:: Challenge ::
Go through the entries below and pick out every line with "τους".

Stored records
•••••

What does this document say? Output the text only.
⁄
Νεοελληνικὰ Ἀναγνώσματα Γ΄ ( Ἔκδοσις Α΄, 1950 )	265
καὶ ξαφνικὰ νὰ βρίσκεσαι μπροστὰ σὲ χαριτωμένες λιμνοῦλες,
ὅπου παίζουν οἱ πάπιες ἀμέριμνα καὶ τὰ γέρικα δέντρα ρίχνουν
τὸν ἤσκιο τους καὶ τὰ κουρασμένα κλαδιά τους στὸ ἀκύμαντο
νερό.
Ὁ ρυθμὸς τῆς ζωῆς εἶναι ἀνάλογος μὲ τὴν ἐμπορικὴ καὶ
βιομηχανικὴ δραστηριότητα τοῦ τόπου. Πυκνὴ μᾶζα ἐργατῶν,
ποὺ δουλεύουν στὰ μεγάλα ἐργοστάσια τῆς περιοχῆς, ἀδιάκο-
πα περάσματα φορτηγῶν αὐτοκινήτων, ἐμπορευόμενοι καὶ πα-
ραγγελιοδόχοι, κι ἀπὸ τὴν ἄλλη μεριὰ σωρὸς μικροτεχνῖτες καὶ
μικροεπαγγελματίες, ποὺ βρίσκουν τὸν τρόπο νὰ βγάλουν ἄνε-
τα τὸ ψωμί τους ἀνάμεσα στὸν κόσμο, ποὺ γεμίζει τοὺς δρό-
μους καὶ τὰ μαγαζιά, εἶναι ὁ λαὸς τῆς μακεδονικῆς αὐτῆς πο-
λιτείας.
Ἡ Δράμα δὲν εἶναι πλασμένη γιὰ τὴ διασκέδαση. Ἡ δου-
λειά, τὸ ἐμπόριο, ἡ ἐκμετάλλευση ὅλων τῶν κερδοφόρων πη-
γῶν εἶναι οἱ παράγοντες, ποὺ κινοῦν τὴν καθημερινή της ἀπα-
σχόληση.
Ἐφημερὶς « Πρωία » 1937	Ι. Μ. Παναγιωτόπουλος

•••••

:: Solution to this exercise ::
τὸν ἤσκιο τους καὶ τὰ κουρασμένα κλαδιά τους στὸ ἀκύμαντο
τα τὸ ψωμί τους ἀνάμεσα στὸν κόσμο, ποὺ γεμίζει τοὺς δρό-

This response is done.